▶ _What the exercise asks_: Reproduce the listing below line for line, leaving out the pictures.

++++

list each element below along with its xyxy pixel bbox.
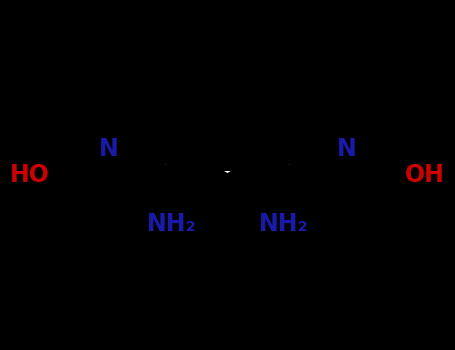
Text: N: N bbox=[99, 137, 118, 161]
Text: NH₂: NH₂ bbox=[259, 212, 308, 236]
Text: N: N bbox=[337, 137, 356, 161]
Text: NH₂: NH₂ bbox=[147, 212, 196, 236]
Text: OH: OH bbox=[405, 163, 445, 187]
Text: HO: HO bbox=[10, 163, 50, 187]
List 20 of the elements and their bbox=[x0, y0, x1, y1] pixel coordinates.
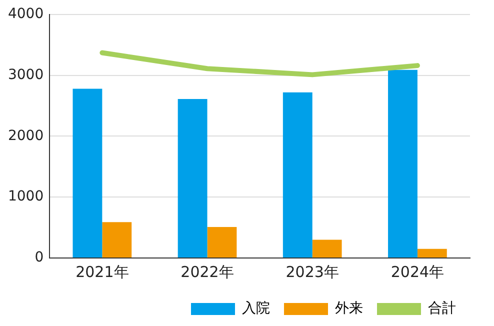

++++

▶ _Exercise solution_:
list each element below along with its xyxy pixel bbox.
Text: N: N bbox=[99, 137, 118, 161]
Text: NH₂: NH₂ bbox=[259, 212, 308, 236]
Text: N: N bbox=[337, 137, 356, 161]
Text: NH₂: NH₂ bbox=[147, 212, 196, 236]
Text: OH: OH bbox=[405, 163, 445, 187]
Text: HO: HO bbox=[10, 163, 50, 187]
List 20 of the elements and their bbox=[x0, y0, x1, y1] pixel coordinates.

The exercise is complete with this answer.